— begin MATERIAL —
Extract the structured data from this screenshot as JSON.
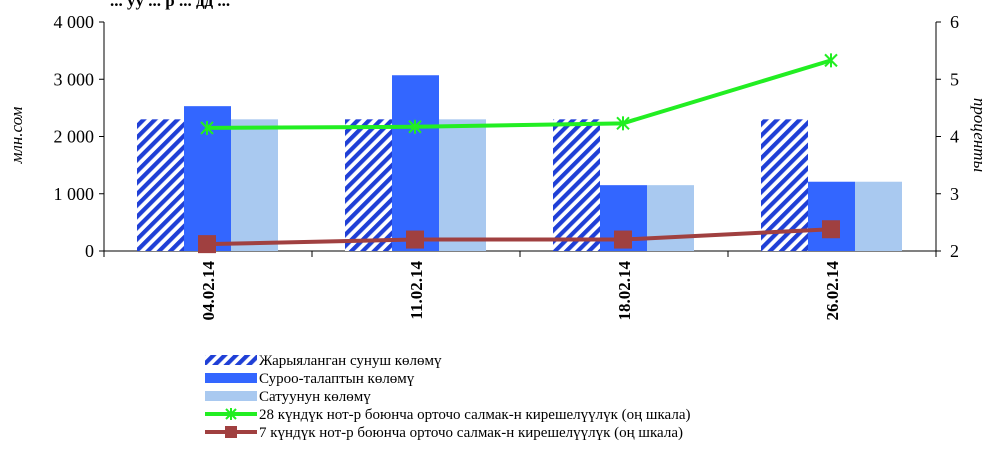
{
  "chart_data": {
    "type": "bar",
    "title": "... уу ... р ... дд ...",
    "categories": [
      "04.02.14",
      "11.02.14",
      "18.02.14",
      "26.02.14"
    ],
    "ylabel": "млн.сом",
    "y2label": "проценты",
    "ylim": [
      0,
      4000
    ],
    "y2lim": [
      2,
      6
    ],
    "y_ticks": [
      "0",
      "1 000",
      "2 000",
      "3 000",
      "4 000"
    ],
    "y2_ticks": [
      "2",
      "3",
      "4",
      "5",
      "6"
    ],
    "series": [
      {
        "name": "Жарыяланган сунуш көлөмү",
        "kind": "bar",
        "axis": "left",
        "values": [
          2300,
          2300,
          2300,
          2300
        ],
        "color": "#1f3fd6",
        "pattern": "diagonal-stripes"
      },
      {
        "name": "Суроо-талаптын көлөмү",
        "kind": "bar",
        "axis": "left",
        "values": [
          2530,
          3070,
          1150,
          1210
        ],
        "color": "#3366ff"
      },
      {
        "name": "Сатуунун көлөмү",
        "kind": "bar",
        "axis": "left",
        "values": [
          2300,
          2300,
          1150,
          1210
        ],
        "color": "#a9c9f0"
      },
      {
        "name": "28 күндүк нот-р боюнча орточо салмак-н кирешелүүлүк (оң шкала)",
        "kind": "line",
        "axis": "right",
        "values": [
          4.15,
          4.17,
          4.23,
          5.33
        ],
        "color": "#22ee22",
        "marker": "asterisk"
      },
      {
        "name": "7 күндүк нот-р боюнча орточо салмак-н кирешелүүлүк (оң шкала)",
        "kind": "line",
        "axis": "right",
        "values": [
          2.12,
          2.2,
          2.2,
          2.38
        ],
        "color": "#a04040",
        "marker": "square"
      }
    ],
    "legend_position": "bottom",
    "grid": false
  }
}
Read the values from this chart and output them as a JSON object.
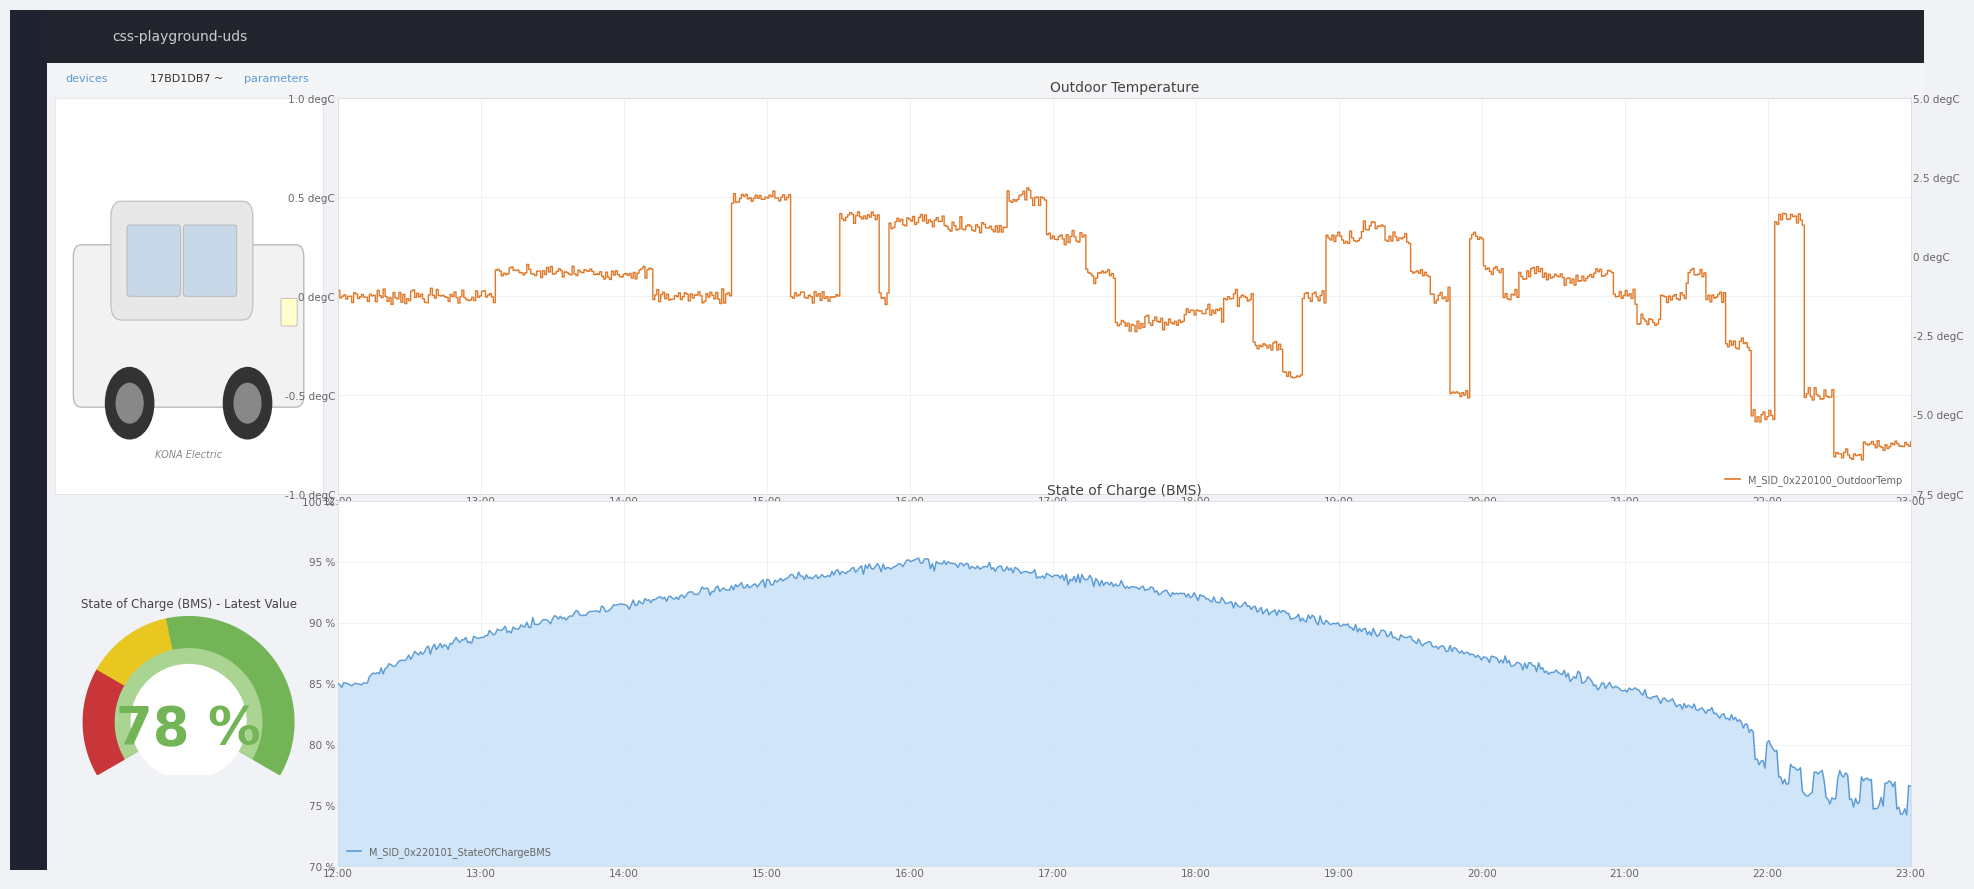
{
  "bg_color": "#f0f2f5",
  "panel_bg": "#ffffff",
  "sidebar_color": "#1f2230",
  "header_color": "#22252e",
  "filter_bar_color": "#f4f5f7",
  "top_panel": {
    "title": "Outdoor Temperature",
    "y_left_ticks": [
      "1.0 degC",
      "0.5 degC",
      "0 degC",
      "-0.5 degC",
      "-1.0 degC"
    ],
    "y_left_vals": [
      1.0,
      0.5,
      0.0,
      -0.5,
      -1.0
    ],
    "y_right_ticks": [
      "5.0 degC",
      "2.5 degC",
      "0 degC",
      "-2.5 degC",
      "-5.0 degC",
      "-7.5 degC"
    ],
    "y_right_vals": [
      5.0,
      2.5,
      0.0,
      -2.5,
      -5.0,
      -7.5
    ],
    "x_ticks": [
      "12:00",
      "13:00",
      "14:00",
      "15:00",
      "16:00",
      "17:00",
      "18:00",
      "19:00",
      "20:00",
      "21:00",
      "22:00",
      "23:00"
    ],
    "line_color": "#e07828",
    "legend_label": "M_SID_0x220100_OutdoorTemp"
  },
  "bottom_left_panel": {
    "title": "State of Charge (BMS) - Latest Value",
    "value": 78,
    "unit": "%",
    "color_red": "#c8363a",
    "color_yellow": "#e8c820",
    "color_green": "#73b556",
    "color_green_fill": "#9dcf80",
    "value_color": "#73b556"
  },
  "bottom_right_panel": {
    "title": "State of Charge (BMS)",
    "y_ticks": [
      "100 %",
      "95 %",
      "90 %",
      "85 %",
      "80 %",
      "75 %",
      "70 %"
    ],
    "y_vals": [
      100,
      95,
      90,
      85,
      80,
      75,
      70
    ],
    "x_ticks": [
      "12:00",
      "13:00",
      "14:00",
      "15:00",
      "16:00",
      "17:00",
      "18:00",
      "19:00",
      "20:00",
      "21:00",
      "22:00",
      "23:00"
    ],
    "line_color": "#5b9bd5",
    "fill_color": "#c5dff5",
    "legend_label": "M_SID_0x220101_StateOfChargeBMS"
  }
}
— end MATERIAL —
GIVEN PROBLEM: Set down the lines of the records above exactly, apart from the pictures.

THE SOLUTION:
Extract the structured data from this screenshot as JSON.
{
  "chart_data": {
    "type": "bar",
    "title": "... уу ... р ... дд ...",
    "categories": [
      "04.02.14",
      "11.02.14",
      "18.02.14",
      "26.02.14"
    ],
    "ylabel": "млн.сом",
    "y2label": "проценты",
    "ylim": [
      0,
      4000
    ],
    "y2lim": [
      2,
      6
    ],
    "y_ticks": [
      "0",
      "1 000",
      "2 000",
      "3 000",
      "4 000"
    ],
    "y2_ticks": [
      "2",
      "3",
      "4",
      "5",
      "6"
    ],
    "series": [
      {
        "name": "Жарыяланган сунуш көлөмү",
        "kind": "bar",
        "axis": "left",
        "values": [
          2300,
          2300,
          2300,
          2300
        ],
        "color": "#1f3fd6",
        "pattern": "diagonal-stripes"
      },
      {
        "name": "Суроо-талаптын көлөмү",
        "kind": "bar",
        "axis": "left",
        "values": [
          2530,
          3070,
          1150,
          1210
        ],
        "color": "#3366ff"
      },
      {
        "name": "Сатуунун көлөмү",
        "kind": "bar",
        "axis": "left",
        "values": [
          2300,
          2300,
          1150,
          1210
        ],
        "color": "#a9c9f0"
      },
      {
        "name": "28 күндүк нот-р боюнча орточо салмак-н кирешелүүлүк (оң шкала)",
        "kind": "line",
        "axis": "right",
        "values": [
          4.15,
          4.17,
          4.23,
          5.33
        ],
        "color": "#22ee22",
        "marker": "asterisk"
      },
      {
        "name": "7 күндүк нот-р боюнча орточо салмак-н кирешелүүлүк (оң шкала)",
        "kind": "line",
        "axis": "right",
        "values": [
          2.12,
          2.2,
          2.2,
          2.38
        ],
        "color": "#a04040",
        "marker": "square"
      }
    ],
    "legend_position": "bottom",
    "grid": false
  }
}
Read the values from this chart and output them as a JSON object.
{
  "bg_color": "#f0f2f5",
  "panel_bg": "#ffffff",
  "sidebar_color": "#1f2230",
  "header_color": "#22252e",
  "filter_bar_color": "#f4f5f7",
  "top_panel": {
    "title": "Outdoor Temperature",
    "y_left_ticks": [
      "1.0 degC",
      "0.5 degC",
      "0 degC",
      "-0.5 degC",
      "-1.0 degC"
    ],
    "y_left_vals": [
      1.0,
      0.5,
      0.0,
      -0.5,
      -1.0
    ],
    "y_right_ticks": [
      "5.0 degC",
      "2.5 degC",
      "0 degC",
      "-2.5 degC",
      "-5.0 degC",
      "-7.5 degC"
    ],
    "y_right_vals": [
      5.0,
      2.5,
      0.0,
      -2.5,
      -5.0,
      -7.5
    ],
    "x_ticks": [
      "12:00",
      "13:00",
      "14:00",
      "15:00",
      "16:00",
      "17:00",
      "18:00",
      "19:00",
      "20:00",
      "21:00",
      "22:00",
      "23:00"
    ],
    "line_color": "#e07828",
    "legend_label": "M_SID_0x220100_OutdoorTemp"
  },
  "bottom_left_panel": {
    "title": "State of Charge (BMS) - Latest Value",
    "value": 78,
    "unit": "%",
    "color_red": "#c8363a",
    "color_yellow": "#e8c820",
    "color_green": "#73b556",
    "color_green_fill": "#9dcf80",
    "value_color": "#73b556"
  },
  "bottom_right_panel": {
    "title": "State of Charge (BMS)",
    "y_ticks": [
      "100 %",
      "95 %",
      "90 %",
      "85 %",
      "80 %",
      "75 %",
      "70 %"
    ],
    "y_vals": [
      100,
      95,
      90,
      85,
      80,
      75,
      70
    ],
    "x_ticks": [
      "12:00",
      "13:00",
      "14:00",
      "15:00",
      "16:00",
      "17:00",
      "18:00",
      "19:00",
      "20:00",
      "21:00",
      "22:00",
      "23:00"
    ],
    "line_color": "#5b9bd5",
    "fill_color": "#c5dff5",
    "legend_label": "M_SID_0x220101_StateOfChargeBMS"
  }
}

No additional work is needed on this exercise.